>> start Task material

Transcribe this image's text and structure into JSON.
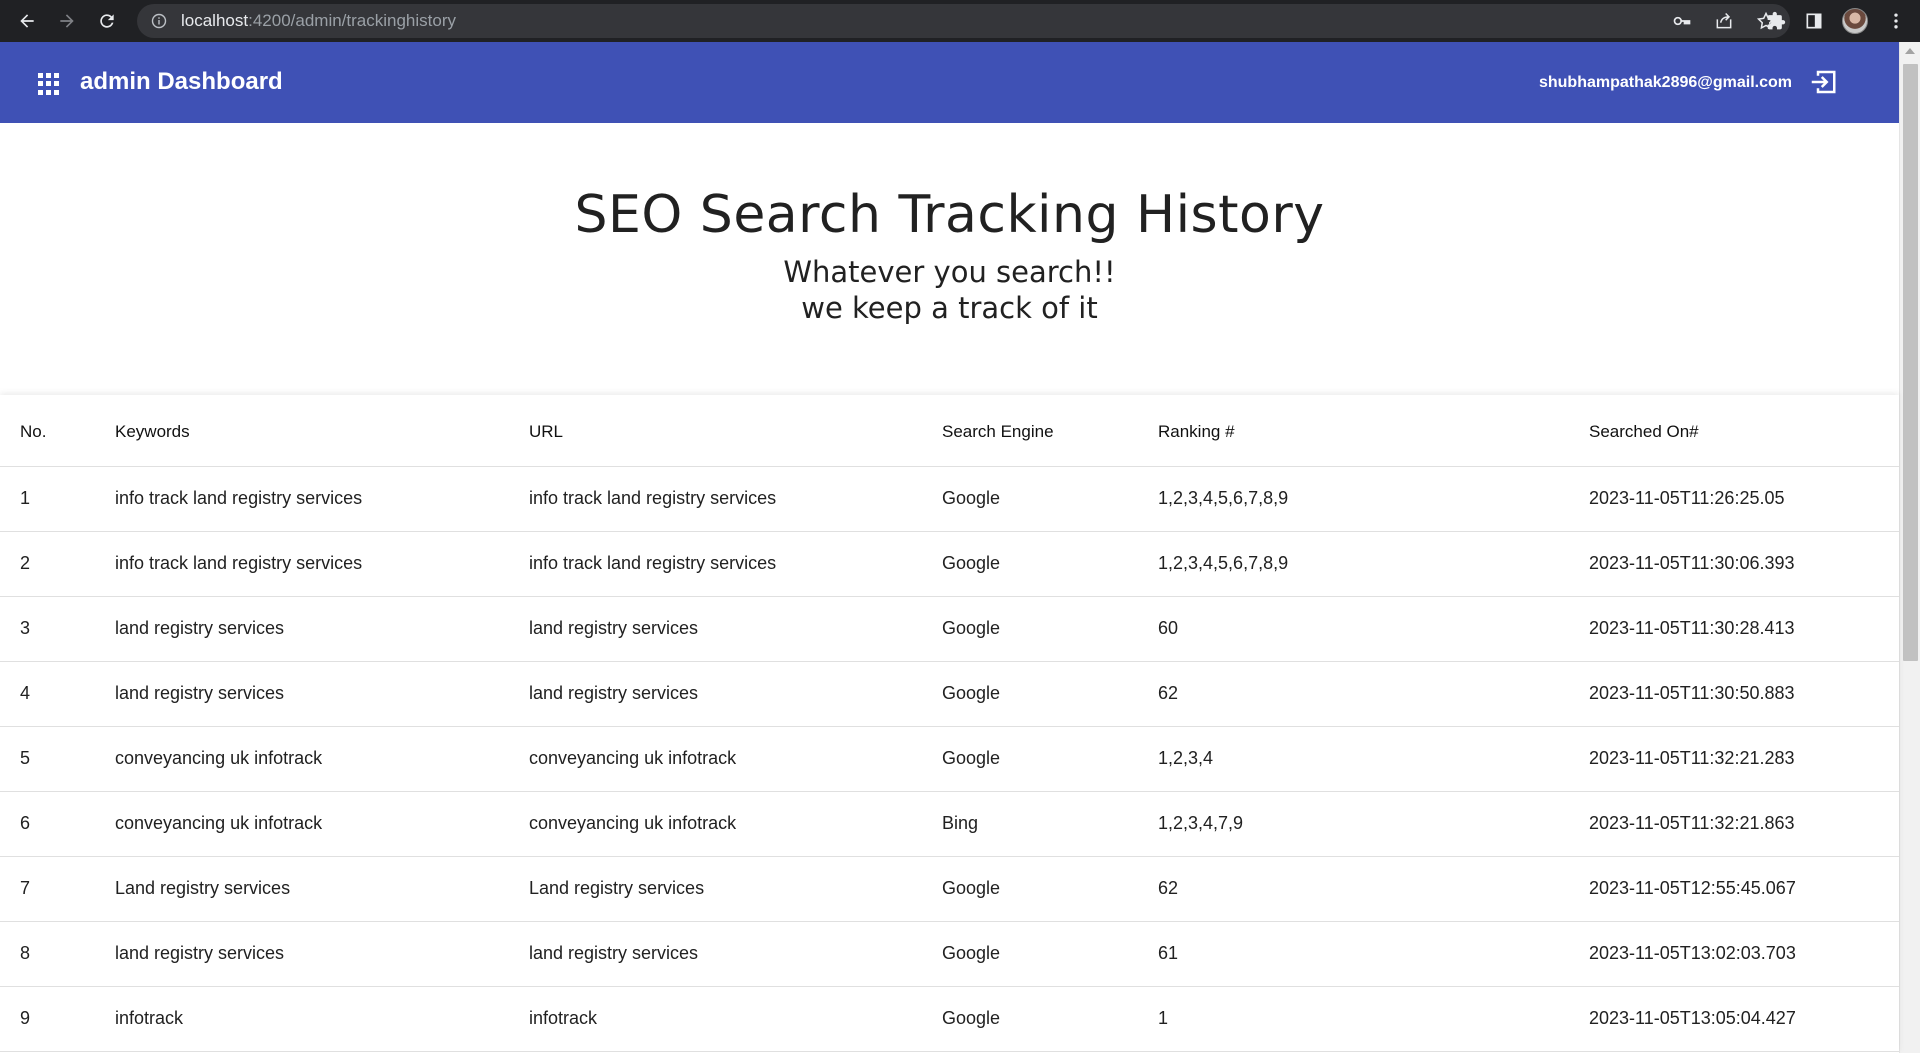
{
  "browser": {
    "url_host": "localhost",
    "url_path": ":4200/admin/trackinghistory"
  },
  "toolbar": {
    "title": "admin Dashboard",
    "user_email": "shubhampathak2896@gmail.com",
    "accent_color": "#3f51b5"
  },
  "hero": {
    "title": "SEO Search Tracking History",
    "subtitle_line1": "Whatever you search!!",
    "subtitle_line2": "we keep a track of it"
  },
  "table": {
    "headers": {
      "no": "No.",
      "keywords": "Keywords",
      "url": "URL",
      "search_engine": "Search Engine",
      "ranking": "Ranking #",
      "searched_on": "Searched On#"
    },
    "rows": [
      {
        "no": "1",
        "keywords": "info track land registry services",
        "url": "info track land registry services",
        "search_engine": "Google",
        "ranking": "1,2,3,4,5,6,7,8,9",
        "searched_on": "2023-11-05T11:26:25.05"
      },
      {
        "no": "2",
        "keywords": "info track land registry services",
        "url": "info track land registry services",
        "search_engine": "Google",
        "ranking": "1,2,3,4,5,6,7,8,9",
        "searched_on": "2023-11-05T11:30:06.393"
      },
      {
        "no": "3",
        "keywords": "land registry services",
        "url": "land registry services",
        "search_engine": "Google",
        "ranking": "60",
        "searched_on": "2023-11-05T11:30:28.413"
      },
      {
        "no": "4",
        "keywords": "land registry services",
        "url": "land registry services",
        "search_engine": "Google",
        "ranking": "62",
        "searched_on": "2023-11-05T11:30:50.883"
      },
      {
        "no": "5",
        "keywords": "conveyancing uk infotrack",
        "url": "conveyancing uk infotrack",
        "search_engine": "Google",
        "ranking": "1,2,3,4",
        "searched_on": "2023-11-05T11:32:21.283"
      },
      {
        "no": "6",
        "keywords": "conveyancing uk infotrack",
        "url": "conveyancing uk infotrack",
        "search_engine": "Bing",
        "ranking": "1,2,3,4,7,9",
        "searched_on": "2023-11-05T11:32:21.863"
      },
      {
        "no": "7",
        "keywords": "Land registry services",
        "url": "Land registry services",
        "search_engine": "Google",
        "ranking": "62",
        "searched_on": "2023-11-05T12:55:45.067"
      },
      {
        "no": "8",
        "keywords": "land registry services",
        "url": "land registry services",
        "search_engine": "Google",
        "ranking": "61",
        "searched_on": "2023-11-05T13:02:03.703"
      },
      {
        "no": "9",
        "keywords": "infotrack",
        "url": "infotrack",
        "search_engine": "Google",
        "ranking": "1",
        "searched_on": "2023-11-05T13:05:04.427"
      }
    ]
  }
}
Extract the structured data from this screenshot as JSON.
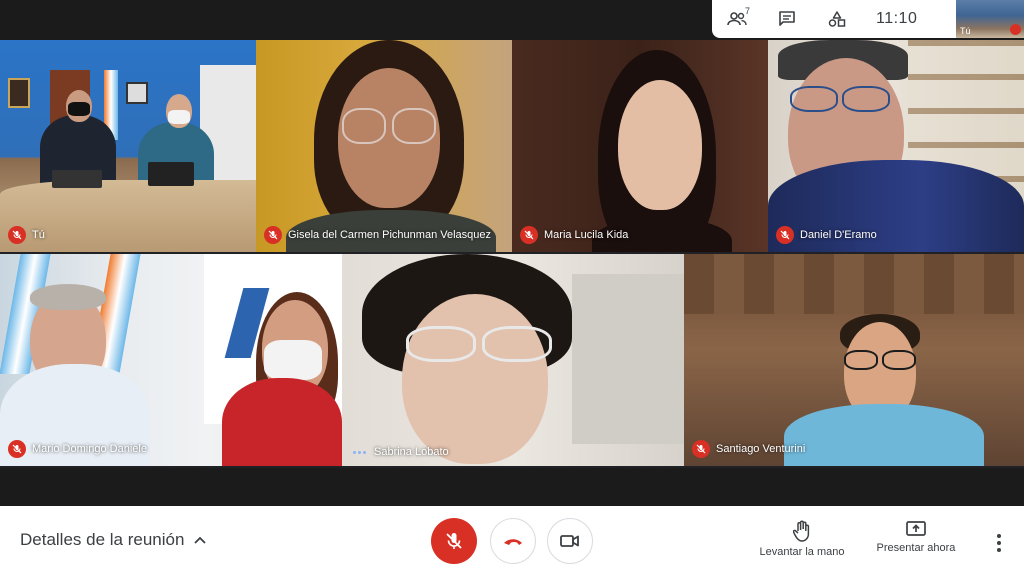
{
  "top": {
    "participants_count": "7",
    "clock": "11:10",
    "self_thumb_label": "Tú"
  },
  "tiles": [
    {
      "name": "Tú",
      "muted": true
    },
    {
      "name": "Gisela del Carmen Pichunman Velasquez",
      "muted": true
    },
    {
      "name": "Maria Lucila Kida",
      "muted": true
    },
    {
      "name": "Daniel D'Eramo",
      "muted": true
    },
    {
      "name": "Mario Domingo Daniele",
      "muted": true
    },
    {
      "name": "Sabrina Lobato",
      "muted": false,
      "speaking": true
    },
    {
      "name": "Santiago Venturini",
      "muted": true
    }
  ],
  "bottom": {
    "details_label": "Detalles de la reunión",
    "raise_hand_label": "Levantar la mano",
    "present_label": "Presentar ahora"
  },
  "colors": {
    "mute_red": "#d93025",
    "bar_white": "#ffffff",
    "text_dark": "#3c4043",
    "speaking_blue": "#8ab4f8"
  },
  "icons": [
    "people-icon",
    "chat-icon",
    "activities-icon",
    "mic-off-icon",
    "hang-up-icon",
    "camera-icon",
    "raise-hand-icon",
    "present-screen-icon",
    "more-vert-icon",
    "chevron-up-icon"
  ]
}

>> end Task material

▶ [Aim of the task]: Reproduce the material above in full, exactly, with no images.

▶ [The solution]:
Transcribe this image's text and structure into JSON.
{
  "browser": {
    "url_host": "localhost",
    "url_path": ":4200/admin/trackinghistory"
  },
  "toolbar": {
    "title": "admin Dashboard",
    "user_email": "shubhampathak2896@gmail.com",
    "accent_color": "#3f51b5"
  },
  "hero": {
    "title": "SEO Search Tracking History",
    "subtitle_line1": "Whatever you search!!",
    "subtitle_line2": "we keep a track of it"
  },
  "table": {
    "headers": {
      "no": "No.",
      "keywords": "Keywords",
      "url": "URL",
      "search_engine": "Search Engine",
      "ranking": "Ranking #",
      "searched_on": "Searched On#"
    },
    "rows": [
      {
        "no": "1",
        "keywords": "info track land registry services",
        "url": "info track land registry services",
        "search_engine": "Google",
        "ranking": "1,2,3,4,5,6,7,8,9",
        "searched_on": "2023-11-05T11:26:25.05"
      },
      {
        "no": "2",
        "keywords": "info track land registry services",
        "url": "info track land registry services",
        "search_engine": "Google",
        "ranking": "1,2,3,4,5,6,7,8,9",
        "searched_on": "2023-11-05T11:30:06.393"
      },
      {
        "no": "3",
        "keywords": "land registry services",
        "url": "land registry services",
        "search_engine": "Google",
        "ranking": "60",
        "searched_on": "2023-11-05T11:30:28.413"
      },
      {
        "no": "4",
        "keywords": "land registry services",
        "url": "land registry services",
        "search_engine": "Google",
        "ranking": "62",
        "searched_on": "2023-11-05T11:30:50.883"
      },
      {
        "no": "5",
        "keywords": "conveyancing uk infotrack",
        "url": "conveyancing uk infotrack",
        "search_engine": "Google",
        "ranking": "1,2,3,4",
        "searched_on": "2023-11-05T11:32:21.283"
      },
      {
        "no": "6",
        "keywords": "conveyancing uk infotrack",
        "url": "conveyancing uk infotrack",
        "search_engine": "Bing",
        "ranking": "1,2,3,4,7,9",
        "searched_on": "2023-11-05T11:32:21.863"
      },
      {
        "no": "7",
        "keywords": "Land registry services",
        "url": "Land registry services",
        "search_engine": "Google",
        "ranking": "62",
        "searched_on": "2023-11-05T12:55:45.067"
      },
      {
        "no": "8",
        "keywords": "land registry services",
        "url": "land registry services",
        "search_engine": "Google",
        "ranking": "61",
        "searched_on": "2023-11-05T13:02:03.703"
      },
      {
        "no": "9",
        "keywords": "infotrack",
        "url": "infotrack",
        "search_engine": "Google",
        "ranking": "1",
        "searched_on": "2023-11-05T13:05:04.427"
      }
    ]
  }
}
Extract the structured data from this screenshot as JSON.
{
  "top": {
    "participants_count": "7",
    "clock": "11:10",
    "self_thumb_label": "Tú"
  },
  "tiles": [
    {
      "name": "Tú",
      "muted": true
    },
    {
      "name": "Gisela del Carmen Pichunman Velasquez",
      "muted": true
    },
    {
      "name": "Maria Lucila Kida",
      "muted": true
    },
    {
      "name": "Daniel D'Eramo",
      "muted": true
    },
    {
      "name": "Mario Domingo Daniele",
      "muted": true
    },
    {
      "name": "Sabrina Lobato",
      "muted": false,
      "speaking": true
    },
    {
      "name": "Santiago Venturini",
      "muted": true
    }
  ],
  "bottom": {
    "details_label": "Detalles de la reunión",
    "raise_hand_label": "Levantar la mano",
    "present_label": "Presentar ahora"
  },
  "colors": {
    "mute_red": "#d93025",
    "bar_white": "#ffffff",
    "text_dark": "#3c4043",
    "speaking_blue": "#8ab4f8"
  },
  "icons": [
    "people-icon",
    "chat-icon",
    "activities-icon",
    "mic-off-icon",
    "hang-up-icon",
    "camera-icon",
    "raise-hand-icon",
    "present-screen-icon",
    "more-vert-icon",
    "chevron-up-icon"
  ]
}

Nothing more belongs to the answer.